● **Written request**: Return a copy of every line in the records that includes the word "Node".

(Stored entries)

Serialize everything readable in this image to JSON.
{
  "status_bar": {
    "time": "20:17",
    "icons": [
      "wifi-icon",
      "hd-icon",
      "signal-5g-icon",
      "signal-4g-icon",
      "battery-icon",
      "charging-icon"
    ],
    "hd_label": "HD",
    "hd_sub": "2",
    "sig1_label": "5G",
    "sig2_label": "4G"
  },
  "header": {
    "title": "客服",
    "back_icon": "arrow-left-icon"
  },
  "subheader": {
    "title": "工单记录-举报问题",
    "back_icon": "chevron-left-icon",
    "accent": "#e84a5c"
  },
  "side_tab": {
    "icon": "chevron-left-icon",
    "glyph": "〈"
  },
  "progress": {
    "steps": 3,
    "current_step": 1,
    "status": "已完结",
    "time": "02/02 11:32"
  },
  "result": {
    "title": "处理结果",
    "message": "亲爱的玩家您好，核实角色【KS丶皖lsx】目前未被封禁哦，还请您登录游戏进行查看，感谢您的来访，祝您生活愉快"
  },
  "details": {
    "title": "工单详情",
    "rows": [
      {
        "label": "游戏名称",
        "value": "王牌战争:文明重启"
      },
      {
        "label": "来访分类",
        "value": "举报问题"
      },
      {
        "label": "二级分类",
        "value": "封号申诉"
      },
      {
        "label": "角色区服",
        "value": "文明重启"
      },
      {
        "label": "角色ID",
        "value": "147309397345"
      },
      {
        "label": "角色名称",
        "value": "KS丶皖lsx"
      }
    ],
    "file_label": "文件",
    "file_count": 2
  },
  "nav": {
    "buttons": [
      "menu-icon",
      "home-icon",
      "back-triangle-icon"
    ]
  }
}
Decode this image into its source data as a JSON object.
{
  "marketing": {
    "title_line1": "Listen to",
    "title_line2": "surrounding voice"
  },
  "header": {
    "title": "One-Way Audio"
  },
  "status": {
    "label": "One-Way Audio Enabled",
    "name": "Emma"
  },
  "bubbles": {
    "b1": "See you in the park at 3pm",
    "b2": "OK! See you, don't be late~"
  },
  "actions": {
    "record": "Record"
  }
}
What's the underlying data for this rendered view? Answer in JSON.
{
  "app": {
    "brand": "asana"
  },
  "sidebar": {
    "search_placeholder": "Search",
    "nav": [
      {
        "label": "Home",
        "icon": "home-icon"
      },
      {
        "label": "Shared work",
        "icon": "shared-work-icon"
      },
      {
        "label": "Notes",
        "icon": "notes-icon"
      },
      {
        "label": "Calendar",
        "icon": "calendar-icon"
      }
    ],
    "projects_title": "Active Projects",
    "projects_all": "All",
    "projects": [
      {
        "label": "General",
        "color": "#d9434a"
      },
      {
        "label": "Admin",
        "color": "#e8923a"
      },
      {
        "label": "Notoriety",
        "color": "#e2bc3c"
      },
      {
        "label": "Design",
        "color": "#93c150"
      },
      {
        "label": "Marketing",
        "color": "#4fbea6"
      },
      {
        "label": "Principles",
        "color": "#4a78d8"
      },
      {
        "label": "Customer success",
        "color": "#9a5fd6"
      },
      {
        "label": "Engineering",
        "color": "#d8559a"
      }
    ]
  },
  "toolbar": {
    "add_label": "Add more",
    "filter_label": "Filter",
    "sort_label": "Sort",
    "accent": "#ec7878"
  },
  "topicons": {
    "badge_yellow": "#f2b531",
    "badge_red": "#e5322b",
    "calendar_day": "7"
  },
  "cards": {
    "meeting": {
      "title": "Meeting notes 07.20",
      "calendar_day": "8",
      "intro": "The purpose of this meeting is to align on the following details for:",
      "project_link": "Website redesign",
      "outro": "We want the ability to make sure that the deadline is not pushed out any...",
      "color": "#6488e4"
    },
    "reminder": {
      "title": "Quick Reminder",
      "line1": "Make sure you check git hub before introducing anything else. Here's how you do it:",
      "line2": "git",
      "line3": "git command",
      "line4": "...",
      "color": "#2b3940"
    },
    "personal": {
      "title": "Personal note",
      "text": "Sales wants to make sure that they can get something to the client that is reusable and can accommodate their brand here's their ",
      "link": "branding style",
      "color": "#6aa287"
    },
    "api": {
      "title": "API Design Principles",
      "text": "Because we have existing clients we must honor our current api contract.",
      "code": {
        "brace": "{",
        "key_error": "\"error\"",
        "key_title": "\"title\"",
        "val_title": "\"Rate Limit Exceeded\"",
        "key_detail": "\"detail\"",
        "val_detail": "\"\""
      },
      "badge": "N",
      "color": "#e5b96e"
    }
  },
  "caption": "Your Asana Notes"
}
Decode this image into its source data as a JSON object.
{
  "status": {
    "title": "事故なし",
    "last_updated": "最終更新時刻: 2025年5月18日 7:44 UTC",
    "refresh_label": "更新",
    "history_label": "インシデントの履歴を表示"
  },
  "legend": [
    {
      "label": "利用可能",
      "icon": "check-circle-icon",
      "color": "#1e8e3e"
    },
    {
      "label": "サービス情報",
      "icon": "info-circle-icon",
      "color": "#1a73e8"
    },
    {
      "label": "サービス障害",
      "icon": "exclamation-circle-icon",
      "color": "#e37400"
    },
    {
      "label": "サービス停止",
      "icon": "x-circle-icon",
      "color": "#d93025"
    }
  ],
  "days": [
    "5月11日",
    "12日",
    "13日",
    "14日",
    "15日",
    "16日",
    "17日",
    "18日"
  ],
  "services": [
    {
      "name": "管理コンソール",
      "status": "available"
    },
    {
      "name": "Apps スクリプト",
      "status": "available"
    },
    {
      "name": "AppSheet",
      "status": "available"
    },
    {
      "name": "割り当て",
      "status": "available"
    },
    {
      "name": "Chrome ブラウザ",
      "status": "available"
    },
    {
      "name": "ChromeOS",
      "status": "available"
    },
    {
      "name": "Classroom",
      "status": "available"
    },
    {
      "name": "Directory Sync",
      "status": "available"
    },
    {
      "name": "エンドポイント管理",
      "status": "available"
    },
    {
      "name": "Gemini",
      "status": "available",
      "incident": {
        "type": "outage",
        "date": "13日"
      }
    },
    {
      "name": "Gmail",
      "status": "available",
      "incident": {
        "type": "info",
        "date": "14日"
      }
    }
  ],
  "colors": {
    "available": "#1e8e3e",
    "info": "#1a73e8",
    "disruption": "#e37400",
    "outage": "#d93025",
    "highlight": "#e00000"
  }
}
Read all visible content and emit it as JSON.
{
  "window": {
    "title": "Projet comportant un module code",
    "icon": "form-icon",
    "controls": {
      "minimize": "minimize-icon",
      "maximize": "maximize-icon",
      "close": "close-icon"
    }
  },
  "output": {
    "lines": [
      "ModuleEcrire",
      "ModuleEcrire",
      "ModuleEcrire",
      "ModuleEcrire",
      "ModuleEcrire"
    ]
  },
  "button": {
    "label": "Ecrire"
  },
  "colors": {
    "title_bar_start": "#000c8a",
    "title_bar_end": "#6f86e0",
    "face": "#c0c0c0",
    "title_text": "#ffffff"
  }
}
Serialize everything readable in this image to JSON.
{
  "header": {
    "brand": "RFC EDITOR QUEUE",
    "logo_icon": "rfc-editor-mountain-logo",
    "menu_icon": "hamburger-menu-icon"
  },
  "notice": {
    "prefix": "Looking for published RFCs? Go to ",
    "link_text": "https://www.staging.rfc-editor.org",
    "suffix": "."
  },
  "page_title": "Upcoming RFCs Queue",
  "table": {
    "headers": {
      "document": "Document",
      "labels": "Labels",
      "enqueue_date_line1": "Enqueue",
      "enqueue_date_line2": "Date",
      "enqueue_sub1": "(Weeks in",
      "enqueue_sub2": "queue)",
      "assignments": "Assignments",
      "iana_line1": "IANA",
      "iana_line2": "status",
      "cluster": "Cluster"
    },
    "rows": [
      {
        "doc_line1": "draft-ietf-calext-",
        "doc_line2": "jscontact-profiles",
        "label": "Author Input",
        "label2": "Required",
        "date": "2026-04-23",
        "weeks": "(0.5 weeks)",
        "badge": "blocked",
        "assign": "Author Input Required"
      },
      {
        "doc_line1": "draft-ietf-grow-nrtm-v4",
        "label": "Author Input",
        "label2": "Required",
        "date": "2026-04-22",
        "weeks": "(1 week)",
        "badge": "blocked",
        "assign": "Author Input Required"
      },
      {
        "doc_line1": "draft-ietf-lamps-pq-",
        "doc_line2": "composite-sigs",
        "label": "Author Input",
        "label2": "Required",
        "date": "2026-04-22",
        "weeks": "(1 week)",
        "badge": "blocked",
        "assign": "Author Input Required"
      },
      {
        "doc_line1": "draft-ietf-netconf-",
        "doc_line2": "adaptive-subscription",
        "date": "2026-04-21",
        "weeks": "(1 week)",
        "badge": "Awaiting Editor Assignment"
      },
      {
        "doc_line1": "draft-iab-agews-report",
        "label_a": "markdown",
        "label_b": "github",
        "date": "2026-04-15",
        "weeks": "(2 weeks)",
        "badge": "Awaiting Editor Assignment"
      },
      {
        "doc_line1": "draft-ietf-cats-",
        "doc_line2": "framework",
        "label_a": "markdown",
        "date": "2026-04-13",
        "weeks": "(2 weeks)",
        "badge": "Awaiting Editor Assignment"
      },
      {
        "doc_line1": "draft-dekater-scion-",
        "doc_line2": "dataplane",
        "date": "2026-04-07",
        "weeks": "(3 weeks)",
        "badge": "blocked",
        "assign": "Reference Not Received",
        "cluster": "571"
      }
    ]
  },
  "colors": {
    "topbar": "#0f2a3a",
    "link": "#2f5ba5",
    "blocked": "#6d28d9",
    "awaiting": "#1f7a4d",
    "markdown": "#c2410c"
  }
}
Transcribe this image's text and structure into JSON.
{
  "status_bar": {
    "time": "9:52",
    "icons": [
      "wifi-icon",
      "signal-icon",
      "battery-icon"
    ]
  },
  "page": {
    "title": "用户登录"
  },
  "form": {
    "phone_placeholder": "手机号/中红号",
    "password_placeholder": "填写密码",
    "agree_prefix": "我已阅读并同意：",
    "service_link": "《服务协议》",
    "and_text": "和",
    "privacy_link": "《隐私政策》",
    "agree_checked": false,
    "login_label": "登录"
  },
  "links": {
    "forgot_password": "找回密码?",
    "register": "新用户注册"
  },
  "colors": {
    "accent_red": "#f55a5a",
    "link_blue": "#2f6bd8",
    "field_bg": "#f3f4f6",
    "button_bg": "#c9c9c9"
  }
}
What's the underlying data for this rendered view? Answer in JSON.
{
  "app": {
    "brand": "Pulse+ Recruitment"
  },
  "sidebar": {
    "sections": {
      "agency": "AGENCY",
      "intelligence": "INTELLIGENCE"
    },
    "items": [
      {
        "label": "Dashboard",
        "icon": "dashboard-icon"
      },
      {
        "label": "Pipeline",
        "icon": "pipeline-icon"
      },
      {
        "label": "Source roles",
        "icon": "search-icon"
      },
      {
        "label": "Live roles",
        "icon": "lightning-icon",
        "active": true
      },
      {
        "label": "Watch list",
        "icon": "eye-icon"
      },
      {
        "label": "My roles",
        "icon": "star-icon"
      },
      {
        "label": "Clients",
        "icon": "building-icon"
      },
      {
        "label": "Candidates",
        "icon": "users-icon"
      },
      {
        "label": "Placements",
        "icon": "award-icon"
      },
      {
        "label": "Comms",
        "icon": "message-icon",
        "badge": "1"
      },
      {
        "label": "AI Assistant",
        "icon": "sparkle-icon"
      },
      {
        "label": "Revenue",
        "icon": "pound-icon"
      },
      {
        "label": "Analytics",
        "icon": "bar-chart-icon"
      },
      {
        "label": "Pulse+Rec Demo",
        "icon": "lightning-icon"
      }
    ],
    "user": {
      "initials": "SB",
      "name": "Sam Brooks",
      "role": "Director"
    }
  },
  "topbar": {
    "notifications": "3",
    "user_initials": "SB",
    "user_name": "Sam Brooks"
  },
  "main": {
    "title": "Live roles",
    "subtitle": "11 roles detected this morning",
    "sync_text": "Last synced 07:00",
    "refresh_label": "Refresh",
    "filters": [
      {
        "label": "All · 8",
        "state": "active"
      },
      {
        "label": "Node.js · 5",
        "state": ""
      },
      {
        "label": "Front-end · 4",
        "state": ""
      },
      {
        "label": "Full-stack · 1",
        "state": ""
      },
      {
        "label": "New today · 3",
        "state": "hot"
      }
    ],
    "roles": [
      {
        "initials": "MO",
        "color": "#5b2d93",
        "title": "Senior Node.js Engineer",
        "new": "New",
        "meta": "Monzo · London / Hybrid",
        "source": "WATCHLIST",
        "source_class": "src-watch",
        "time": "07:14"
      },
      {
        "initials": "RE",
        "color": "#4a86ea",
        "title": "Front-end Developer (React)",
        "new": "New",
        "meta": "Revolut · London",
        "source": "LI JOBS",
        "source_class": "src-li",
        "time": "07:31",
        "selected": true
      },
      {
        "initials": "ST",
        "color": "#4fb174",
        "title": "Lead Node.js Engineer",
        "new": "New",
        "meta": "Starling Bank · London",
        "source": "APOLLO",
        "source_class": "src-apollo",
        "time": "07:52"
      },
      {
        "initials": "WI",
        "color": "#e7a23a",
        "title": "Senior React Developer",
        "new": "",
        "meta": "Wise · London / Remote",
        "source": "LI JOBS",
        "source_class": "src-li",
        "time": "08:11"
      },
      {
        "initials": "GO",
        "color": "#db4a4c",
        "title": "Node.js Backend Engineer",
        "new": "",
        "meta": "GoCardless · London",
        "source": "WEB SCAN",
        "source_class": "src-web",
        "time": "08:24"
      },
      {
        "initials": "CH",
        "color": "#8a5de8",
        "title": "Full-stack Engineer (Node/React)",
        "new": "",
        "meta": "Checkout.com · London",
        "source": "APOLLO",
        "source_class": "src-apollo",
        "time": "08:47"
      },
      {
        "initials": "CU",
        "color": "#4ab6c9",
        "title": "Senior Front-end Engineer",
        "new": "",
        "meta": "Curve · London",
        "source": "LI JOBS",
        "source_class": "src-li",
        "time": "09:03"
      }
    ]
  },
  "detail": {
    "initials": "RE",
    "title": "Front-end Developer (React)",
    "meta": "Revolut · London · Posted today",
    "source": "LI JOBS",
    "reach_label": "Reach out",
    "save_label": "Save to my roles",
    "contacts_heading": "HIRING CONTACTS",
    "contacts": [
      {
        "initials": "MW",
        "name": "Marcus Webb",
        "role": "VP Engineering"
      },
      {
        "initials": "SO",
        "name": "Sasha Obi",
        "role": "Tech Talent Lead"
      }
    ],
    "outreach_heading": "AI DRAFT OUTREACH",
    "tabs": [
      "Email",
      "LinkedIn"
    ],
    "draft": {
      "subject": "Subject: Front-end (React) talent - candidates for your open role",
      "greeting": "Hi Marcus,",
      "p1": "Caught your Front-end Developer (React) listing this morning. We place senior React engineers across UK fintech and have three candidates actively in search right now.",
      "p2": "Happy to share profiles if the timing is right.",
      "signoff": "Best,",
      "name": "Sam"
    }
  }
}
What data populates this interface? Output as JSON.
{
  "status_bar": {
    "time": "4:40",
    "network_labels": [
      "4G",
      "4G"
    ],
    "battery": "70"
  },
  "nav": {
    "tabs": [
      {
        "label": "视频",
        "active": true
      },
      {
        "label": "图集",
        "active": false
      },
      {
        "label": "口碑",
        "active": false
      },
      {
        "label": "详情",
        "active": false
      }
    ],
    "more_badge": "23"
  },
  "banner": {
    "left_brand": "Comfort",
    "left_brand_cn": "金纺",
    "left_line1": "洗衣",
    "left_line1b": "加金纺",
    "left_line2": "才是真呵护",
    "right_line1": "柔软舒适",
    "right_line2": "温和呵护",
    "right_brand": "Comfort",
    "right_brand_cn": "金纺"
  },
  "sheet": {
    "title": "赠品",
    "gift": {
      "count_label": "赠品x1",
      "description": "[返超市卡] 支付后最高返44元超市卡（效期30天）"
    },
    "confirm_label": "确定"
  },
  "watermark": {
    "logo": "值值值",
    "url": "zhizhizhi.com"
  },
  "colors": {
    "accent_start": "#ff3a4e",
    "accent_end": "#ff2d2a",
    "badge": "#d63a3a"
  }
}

● **Answer to this task**:
        "label": "Node.js · 5",
        "title": "Senior Node.js Engineer",
        "title": "Lead Node.js Engineer",
        "title": "Node.js Backend Engineer",
        "title": "Full-stack Engineer (Node/React)",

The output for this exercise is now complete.